- EXERCISE BRIEF:
How many lines in this material include the string "Microsoft"? Answer with the number and nothing further.

[Dataset excerpt]

■ ■ ■ ■ ■ ■ ■

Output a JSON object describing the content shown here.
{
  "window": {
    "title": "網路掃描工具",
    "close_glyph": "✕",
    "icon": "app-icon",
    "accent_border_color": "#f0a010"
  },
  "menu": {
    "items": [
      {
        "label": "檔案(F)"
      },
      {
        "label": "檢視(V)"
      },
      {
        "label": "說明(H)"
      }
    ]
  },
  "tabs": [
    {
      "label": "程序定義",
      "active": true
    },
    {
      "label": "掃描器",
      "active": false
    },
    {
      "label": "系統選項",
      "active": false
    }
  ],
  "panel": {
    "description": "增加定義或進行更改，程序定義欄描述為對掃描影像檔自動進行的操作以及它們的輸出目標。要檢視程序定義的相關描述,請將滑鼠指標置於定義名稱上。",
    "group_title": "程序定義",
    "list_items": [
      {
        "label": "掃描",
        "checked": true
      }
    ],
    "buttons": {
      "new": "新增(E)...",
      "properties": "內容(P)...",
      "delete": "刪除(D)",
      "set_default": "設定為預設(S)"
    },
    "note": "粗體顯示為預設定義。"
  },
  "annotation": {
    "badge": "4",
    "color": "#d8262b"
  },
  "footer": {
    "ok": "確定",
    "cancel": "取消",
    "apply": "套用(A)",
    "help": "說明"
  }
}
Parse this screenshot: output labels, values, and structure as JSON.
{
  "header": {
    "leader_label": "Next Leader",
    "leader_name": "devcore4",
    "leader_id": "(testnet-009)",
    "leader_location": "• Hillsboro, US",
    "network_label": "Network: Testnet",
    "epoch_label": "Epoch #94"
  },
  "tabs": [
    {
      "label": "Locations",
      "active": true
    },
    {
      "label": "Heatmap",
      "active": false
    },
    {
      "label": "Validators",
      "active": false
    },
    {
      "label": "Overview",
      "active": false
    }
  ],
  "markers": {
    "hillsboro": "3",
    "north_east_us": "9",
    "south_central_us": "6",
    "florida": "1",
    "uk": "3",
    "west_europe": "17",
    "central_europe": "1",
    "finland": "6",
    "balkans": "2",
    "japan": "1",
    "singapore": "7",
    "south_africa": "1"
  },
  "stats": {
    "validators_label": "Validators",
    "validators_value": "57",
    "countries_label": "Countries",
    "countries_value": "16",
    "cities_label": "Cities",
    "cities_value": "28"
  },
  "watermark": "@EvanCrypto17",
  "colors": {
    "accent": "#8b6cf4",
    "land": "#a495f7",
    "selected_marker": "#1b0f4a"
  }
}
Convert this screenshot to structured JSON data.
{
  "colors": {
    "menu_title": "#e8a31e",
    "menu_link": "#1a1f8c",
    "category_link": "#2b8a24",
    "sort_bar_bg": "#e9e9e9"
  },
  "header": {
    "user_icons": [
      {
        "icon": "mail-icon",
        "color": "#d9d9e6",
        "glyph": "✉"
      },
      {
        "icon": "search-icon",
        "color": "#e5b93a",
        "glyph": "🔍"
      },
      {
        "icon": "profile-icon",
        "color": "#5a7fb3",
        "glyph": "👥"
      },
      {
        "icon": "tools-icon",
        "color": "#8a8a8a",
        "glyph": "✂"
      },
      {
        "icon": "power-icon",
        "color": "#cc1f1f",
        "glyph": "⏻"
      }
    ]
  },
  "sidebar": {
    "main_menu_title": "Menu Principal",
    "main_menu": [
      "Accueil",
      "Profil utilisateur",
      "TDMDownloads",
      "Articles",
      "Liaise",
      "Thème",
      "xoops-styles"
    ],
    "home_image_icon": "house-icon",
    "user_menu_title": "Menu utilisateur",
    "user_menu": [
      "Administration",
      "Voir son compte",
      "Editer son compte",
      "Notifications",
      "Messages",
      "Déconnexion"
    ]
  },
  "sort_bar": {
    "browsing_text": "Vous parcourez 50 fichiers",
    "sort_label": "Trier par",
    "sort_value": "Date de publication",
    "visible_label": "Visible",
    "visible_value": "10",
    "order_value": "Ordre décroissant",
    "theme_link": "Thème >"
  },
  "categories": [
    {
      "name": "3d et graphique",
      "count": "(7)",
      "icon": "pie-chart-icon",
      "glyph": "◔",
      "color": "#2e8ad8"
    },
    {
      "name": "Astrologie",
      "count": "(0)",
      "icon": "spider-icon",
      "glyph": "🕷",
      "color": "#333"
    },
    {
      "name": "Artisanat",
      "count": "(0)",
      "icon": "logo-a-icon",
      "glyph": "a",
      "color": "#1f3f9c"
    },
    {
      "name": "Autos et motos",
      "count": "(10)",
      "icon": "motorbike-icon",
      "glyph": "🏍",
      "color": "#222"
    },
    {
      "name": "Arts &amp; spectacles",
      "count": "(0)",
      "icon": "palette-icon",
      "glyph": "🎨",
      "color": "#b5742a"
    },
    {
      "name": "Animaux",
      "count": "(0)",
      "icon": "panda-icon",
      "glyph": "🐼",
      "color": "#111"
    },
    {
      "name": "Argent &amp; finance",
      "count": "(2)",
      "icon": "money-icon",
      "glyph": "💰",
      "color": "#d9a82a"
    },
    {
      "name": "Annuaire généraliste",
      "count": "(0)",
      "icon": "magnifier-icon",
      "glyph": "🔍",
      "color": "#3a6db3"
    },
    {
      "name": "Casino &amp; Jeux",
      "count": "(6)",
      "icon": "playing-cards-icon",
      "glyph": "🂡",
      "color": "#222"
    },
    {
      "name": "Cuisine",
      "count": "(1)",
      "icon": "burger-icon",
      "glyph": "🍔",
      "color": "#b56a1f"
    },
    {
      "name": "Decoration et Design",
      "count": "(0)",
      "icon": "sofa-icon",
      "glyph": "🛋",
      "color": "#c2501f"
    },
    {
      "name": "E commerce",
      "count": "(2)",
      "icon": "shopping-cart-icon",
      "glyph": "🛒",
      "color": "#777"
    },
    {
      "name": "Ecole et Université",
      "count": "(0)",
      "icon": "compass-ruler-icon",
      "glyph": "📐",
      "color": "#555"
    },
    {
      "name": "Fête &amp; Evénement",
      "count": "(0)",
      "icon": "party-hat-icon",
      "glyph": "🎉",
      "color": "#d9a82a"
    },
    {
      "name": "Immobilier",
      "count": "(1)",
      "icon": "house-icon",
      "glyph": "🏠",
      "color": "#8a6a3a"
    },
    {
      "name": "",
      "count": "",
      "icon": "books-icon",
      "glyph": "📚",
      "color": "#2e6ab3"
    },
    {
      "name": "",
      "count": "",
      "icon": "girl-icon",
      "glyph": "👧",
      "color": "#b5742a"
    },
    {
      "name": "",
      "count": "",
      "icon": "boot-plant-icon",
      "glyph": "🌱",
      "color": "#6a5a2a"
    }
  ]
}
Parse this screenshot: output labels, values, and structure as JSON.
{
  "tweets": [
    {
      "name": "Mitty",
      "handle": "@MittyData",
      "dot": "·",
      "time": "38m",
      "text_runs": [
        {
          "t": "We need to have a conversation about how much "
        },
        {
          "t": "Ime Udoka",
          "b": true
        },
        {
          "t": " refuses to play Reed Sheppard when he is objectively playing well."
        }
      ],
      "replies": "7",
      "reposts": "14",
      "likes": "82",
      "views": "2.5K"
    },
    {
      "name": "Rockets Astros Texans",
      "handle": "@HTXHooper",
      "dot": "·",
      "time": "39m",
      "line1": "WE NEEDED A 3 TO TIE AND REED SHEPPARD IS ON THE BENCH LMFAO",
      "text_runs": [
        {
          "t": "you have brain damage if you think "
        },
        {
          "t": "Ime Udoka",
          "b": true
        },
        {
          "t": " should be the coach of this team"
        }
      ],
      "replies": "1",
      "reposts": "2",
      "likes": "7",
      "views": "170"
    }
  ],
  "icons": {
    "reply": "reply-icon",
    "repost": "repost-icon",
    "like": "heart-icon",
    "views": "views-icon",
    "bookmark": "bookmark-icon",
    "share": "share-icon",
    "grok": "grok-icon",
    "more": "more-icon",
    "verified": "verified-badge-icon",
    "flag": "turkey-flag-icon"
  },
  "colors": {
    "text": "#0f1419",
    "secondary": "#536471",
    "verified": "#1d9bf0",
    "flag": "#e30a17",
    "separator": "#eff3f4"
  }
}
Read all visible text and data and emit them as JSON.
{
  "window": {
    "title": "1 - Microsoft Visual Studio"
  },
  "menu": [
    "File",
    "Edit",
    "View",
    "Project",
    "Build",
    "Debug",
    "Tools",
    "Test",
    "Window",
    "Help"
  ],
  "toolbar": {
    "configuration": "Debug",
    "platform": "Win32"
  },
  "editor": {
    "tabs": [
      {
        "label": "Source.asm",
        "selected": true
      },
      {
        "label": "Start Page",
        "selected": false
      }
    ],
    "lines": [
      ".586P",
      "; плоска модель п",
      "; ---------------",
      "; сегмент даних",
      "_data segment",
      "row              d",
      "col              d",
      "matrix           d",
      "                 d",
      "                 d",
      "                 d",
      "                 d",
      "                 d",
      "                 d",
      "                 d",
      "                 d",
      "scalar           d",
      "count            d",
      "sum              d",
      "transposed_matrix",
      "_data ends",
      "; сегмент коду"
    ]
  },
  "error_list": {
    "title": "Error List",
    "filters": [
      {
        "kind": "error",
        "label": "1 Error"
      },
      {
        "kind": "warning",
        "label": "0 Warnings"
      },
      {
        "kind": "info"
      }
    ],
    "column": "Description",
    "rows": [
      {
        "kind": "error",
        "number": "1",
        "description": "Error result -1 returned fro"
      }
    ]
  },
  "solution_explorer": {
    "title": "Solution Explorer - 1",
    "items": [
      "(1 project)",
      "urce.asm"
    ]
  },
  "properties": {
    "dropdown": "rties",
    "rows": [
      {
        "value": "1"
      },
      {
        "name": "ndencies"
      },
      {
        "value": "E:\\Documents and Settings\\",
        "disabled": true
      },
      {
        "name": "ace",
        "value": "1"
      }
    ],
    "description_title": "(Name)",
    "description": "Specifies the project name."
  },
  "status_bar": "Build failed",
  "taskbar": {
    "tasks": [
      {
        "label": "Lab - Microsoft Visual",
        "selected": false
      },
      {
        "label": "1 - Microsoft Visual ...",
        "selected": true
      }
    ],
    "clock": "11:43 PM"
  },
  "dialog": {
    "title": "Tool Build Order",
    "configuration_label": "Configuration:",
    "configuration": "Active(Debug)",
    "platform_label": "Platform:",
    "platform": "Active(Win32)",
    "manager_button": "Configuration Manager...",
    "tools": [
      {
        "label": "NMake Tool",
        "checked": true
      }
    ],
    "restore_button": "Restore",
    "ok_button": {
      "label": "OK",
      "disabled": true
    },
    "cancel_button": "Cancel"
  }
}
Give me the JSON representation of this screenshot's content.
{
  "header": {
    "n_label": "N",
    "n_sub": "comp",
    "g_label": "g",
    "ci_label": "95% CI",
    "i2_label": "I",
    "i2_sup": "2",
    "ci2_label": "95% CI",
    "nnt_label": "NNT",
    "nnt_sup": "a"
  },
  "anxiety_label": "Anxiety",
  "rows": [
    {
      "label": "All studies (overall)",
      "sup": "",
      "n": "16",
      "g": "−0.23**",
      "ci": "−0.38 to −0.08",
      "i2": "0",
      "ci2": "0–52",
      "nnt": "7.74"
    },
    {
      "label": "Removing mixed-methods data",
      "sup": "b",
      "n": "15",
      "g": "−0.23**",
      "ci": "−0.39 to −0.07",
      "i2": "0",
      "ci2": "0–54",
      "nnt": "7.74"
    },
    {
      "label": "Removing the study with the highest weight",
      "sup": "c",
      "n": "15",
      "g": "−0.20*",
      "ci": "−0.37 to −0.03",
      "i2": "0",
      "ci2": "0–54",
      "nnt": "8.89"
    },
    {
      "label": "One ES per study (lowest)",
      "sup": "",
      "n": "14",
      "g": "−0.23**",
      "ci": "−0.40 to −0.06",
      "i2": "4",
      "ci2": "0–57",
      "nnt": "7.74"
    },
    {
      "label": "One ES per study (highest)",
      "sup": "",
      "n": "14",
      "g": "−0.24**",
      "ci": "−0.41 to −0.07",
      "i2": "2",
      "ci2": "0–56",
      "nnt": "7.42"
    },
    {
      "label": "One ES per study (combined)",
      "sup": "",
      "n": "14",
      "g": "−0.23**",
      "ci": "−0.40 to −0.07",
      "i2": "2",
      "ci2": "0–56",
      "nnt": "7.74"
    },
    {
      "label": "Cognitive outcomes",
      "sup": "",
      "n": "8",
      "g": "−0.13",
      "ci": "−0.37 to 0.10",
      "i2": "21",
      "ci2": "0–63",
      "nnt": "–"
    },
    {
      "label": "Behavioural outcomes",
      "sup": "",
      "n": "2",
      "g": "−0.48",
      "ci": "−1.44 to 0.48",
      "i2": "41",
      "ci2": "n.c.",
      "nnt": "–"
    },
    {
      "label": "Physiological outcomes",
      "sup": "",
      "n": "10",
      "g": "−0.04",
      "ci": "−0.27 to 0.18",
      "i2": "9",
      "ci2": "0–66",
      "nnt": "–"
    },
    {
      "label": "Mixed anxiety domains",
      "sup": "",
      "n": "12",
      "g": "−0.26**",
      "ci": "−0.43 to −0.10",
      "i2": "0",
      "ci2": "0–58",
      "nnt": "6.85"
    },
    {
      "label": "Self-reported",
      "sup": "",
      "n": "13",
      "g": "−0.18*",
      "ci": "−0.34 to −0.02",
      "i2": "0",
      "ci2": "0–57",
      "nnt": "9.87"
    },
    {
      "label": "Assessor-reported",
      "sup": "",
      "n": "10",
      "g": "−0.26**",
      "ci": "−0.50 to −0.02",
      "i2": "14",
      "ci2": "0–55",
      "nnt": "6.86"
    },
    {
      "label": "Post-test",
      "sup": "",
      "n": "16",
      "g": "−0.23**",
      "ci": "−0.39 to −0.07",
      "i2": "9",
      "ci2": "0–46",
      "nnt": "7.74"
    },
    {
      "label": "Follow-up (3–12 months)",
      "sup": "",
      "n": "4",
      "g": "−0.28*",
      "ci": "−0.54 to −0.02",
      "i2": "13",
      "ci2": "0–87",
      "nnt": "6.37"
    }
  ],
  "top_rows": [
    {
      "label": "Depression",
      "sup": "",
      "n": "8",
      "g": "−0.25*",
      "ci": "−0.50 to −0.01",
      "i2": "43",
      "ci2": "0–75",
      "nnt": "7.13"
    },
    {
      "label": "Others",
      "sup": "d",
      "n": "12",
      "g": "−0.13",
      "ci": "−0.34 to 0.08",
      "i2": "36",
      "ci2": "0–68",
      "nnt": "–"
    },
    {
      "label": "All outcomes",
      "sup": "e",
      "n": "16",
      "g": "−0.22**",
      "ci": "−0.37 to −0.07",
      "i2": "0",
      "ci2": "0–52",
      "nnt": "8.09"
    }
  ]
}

■ ■ ■ ■ ■ ■ ■

- COMPLETE ANSWER:
3